# [SET EXERCISE]
Write out each line in which the string "results" is present.

# [RECORDS]

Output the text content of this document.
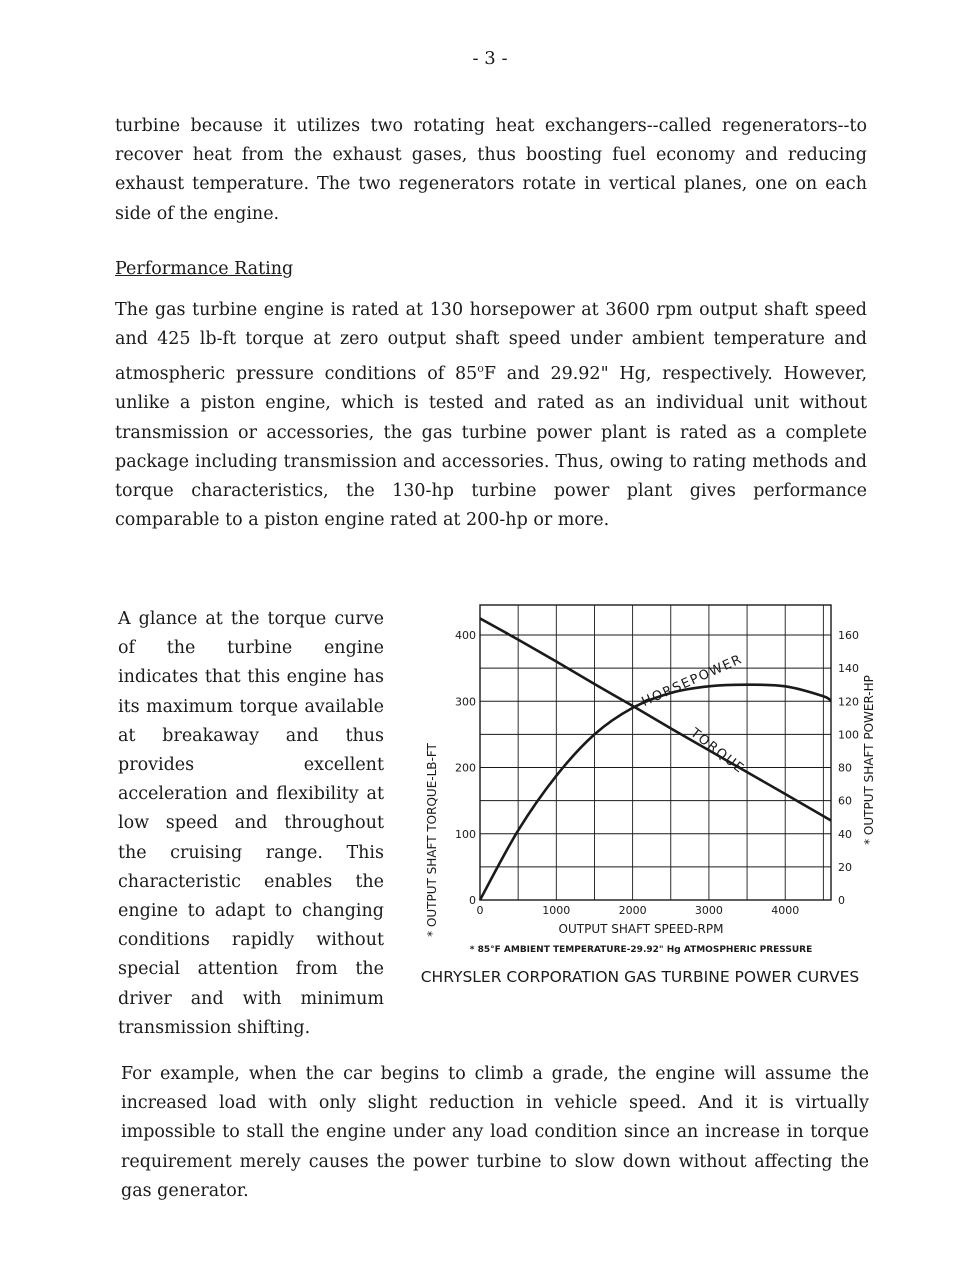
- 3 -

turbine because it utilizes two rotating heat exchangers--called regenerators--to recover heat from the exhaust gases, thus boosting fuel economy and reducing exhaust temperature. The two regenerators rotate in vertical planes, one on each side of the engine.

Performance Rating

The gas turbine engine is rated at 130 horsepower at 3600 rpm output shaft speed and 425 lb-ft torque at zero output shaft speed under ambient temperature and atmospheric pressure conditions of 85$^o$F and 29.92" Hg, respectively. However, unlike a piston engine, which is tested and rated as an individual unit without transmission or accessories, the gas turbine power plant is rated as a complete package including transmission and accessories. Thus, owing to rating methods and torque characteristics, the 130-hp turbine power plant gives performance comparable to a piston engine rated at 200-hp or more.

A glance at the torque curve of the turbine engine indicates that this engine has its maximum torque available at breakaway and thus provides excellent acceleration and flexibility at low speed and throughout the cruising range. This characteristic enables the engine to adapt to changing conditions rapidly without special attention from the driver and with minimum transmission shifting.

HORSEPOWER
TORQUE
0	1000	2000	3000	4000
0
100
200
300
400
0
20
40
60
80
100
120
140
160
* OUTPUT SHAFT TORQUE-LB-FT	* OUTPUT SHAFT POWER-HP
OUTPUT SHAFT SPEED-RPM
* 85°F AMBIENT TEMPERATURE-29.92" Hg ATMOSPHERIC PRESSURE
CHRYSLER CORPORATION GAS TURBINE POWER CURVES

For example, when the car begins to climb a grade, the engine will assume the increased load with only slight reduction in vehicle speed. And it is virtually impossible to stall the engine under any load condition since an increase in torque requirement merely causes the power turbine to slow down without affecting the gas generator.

---

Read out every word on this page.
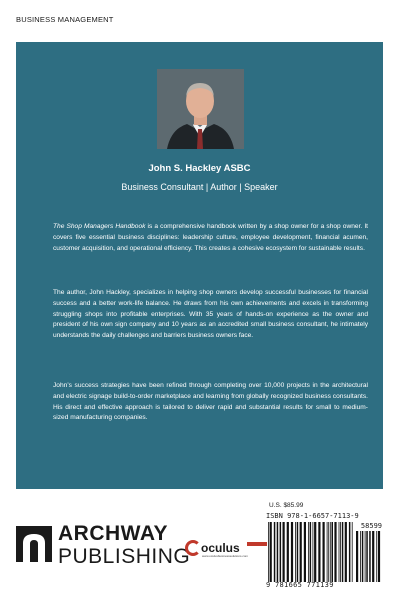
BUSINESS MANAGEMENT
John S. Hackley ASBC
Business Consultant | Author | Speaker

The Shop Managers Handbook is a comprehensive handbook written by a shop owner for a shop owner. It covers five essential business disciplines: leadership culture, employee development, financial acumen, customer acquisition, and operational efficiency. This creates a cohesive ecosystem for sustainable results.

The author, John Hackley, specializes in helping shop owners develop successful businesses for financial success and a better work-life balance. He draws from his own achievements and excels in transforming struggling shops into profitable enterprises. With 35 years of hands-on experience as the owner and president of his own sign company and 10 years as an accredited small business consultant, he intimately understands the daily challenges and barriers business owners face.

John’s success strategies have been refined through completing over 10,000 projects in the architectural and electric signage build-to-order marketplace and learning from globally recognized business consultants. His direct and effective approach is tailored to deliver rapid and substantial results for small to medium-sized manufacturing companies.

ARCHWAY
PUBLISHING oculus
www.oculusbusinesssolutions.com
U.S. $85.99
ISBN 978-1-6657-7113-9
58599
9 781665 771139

# [RESPONSE]
The Shop Managers Handbook is a comprehensive handbook written by a shop owner for a shop owner. It covers five essential business disciplines: leadership culture, employee development, financial acumen, customer acquisition, and operational efficiency. This creates a cohesive ecosystem for sustainable results.
John’s success strategies have been refined through completing over 10,000 projects in the architectural and electric signage build-to-order marketplace and learning from globally recognized business consultants. His direct and effective approach is tailored to deliver rapid and substantial results for small to medium-sized manufacturing companies.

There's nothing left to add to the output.